#### [Task description]
What follows is a block of records; restate each one word for word.

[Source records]
● ● ● ● ● ● ●

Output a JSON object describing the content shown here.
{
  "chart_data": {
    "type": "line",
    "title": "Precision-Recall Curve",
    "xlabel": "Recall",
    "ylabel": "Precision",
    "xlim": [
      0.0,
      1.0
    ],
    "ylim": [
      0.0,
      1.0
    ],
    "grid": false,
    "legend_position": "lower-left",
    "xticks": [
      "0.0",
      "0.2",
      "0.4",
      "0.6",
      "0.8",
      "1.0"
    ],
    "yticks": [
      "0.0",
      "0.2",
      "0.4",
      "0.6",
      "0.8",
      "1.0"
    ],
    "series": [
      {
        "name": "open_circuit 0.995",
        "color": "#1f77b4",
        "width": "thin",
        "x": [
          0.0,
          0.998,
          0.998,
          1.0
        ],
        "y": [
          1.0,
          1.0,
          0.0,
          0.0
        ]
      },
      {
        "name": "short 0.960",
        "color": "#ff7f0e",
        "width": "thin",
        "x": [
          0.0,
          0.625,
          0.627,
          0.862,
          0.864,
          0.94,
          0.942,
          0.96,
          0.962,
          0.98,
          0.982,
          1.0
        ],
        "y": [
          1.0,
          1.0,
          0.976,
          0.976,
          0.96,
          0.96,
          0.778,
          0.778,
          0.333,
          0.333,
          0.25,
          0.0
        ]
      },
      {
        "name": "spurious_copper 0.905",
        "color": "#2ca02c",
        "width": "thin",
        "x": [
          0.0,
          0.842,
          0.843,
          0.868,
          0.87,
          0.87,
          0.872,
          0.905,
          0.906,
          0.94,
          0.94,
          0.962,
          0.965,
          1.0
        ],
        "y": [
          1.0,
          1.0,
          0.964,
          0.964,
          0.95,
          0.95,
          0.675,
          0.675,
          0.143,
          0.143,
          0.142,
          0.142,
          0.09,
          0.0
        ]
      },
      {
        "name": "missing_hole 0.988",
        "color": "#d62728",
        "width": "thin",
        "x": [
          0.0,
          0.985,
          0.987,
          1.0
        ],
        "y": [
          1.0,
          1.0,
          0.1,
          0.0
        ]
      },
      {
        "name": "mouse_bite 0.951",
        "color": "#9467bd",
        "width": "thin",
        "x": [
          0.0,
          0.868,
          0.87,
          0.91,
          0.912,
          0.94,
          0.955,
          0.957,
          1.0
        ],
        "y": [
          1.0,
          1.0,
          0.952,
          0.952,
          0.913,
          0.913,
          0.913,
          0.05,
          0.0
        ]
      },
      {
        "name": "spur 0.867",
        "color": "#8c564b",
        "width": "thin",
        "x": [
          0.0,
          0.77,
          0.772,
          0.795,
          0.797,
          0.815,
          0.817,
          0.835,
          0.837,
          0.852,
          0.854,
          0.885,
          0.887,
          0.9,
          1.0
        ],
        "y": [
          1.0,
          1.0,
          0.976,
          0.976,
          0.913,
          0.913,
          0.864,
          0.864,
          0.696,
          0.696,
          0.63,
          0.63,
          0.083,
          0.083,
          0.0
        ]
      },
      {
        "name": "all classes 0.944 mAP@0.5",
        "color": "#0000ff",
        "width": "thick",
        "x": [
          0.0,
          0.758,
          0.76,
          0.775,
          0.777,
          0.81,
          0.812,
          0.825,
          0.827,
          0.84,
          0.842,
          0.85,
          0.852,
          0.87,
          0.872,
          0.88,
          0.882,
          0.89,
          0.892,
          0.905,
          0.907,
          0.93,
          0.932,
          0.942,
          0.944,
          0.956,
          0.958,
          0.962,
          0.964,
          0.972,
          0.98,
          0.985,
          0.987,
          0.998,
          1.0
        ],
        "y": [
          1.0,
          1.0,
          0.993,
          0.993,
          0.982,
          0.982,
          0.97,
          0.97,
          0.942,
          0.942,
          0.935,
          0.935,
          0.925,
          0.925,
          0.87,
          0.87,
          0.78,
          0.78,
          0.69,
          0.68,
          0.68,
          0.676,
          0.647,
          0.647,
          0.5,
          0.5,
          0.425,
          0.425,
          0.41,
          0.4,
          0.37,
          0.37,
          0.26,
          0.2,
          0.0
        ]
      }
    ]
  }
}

● ● ● ● ● ● ●

#### [Exercise output]
Output a JSON object describing the content shown here.
{
  "chart_data": {
    "type": "line",
    "title": "Precision-Recall Curve",
    "xlabel": "Recall",
    "ylabel": "Precision",
    "xlim": [
      0.0,
      1.0
    ],
    "ylim": [
      0.0,
      1.0
    ],
    "grid": false,
    "legend_position": "lower-left",
    "xticks": [
      "0.0",
      "0.2",
      "0.4",
      "0.6",
      "0.8",
      "1.0"
    ],
    "yticks": [
      "0.0",
      "0.2",
      "0.4",
      "0.6",
      "0.8",
      "1.0"
    ],
    "series": [
      {
        "name": "open_circuit 0.995",
        "color": "#1f77b4",
        "width": "thin",
        "x": [
          0.0,
          0.998,
          0.998,
          1.0
        ],
        "y": [
          1.0,
          1.0,
          0.0,
          0.0
        ]
      },
      {
        "name": "short 0.960",
        "color": "#ff7f0e",
        "width": "thin",
        "x": [
          0.0,
          0.625,
          0.627,
          0.862,
          0.864,
          0.94,
          0.942,
          0.96,
          0.962,
          0.98,
          0.982,
          1.0
        ],
        "y": [
          1.0,
          1.0,
          0.976,
          0.976,
          0.96,
          0.96,
          0.778,
          0.778,
          0.333,
          0.333,
          0.25,
          0.0
        ]
      },
      {
        "name": "spurious_copper 0.905",
        "color": "#2ca02c",
        "width": "thin",
        "x": [
          0.0,
          0.842,
          0.843,
          0.868,
          0.87,
          0.87,
          0.872,
          0.905,
          0.906,
          0.94,
          0.94,
          0.962,
          0.965,
          1.0
        ],
        "y": [
          1.0,
          1.0,
          0.964,
          0.964,
          0.95,
          0.95,
          0.675,
          0.675,
          0.143,
          0.143,
          0.142,
          0.142,
          0.09,
          0.0
        ]
      },
      {
        "name": "missing_hole 0.988",
        "color": "#d62728",
        "width": "thin",
        "x": [
          0.0,
          0.985,
          0.987,
          1.0
        ],
        "y": [
          1.0,
          1.0,
          0.1,
          0.0
        ]
      },
      {
        "name": "mouse_bite 0.951",
        "color": "#9467bd",
        "width": "thin",
        "x": [
          0.0,
          0.868,
          0.87,
          0.91,
          0.912,
          0.94,
          0.955,
          0.957,
          1.0
        ],
        "y": [
          1.0,
          1.0,
          0.952,
          0.952,
          0.913,
          0.913,
          0.913,
          0.05,
          0.0
        ]
      },
      {
        "name": "spur 0.867",
        "color": "#8c564b",
        "width": "thin",
        "x": [
          0.0,
          0.77,
          0.772,
          0.795,
          0.797,
          0.815,
          0.817,
          0.835,
          0.837,
          0.852,
          0.854,
          0.885,
          0.887,
          0.9,
          1.0
        ],
        "y": [
          1.0,
          1.0,
          0.976,
          0.976,
          0.913,
          0.913,
          0.864,
          0.864,
          0.696,
          0.696,
          0.63,
          0.63,
          0.083,
          0.083,
          0.0
        ]
      },
      {
        "name": "all classes 0.944 mAP@0.5",
        "color": "#0000ff",
        "width": "thick",
        "x": [
          0.0,
          0.758,
          0.76,
          0.775,
          0.777,
          0.81,
          0.812,
          0.825,
          0.827,
          0.84,
          0.842,
          0.85,
          0.852,
          0.87,
          0.872,
          0.88,
          0.882,
          0.89,
          0.892,
          0.905,
          0.907,
          0.93,
          0.932,
          0.942,
          0.944,
          0.956,
          0.958,
          0.962,
          0.964,
          0.972,
          0.98,
          0.985,
          0.987,
          0.998,
          1.0
        ],
        "y": [
          1.0,
          1.0,
          0.993,
          0.993,
          0.982,
          0.982,
          0.97,
          0.97,
          0.942,
          0.942,
          0.935,
          0.935,
          0.925,
          0.925,
          0.87,
          0.87,
          0.78,
          0.78,
          0.69,
          0.68,
          0.68,
          0.676,
          0.647,
          0.647,
          0.5,
          0.5,
          0.425,
          0.425,
          0.41,
          0.4,
          0.37,
          0.37,
          0.26,
          0.2,
          0.0
        ]
      }
    ]
  }
}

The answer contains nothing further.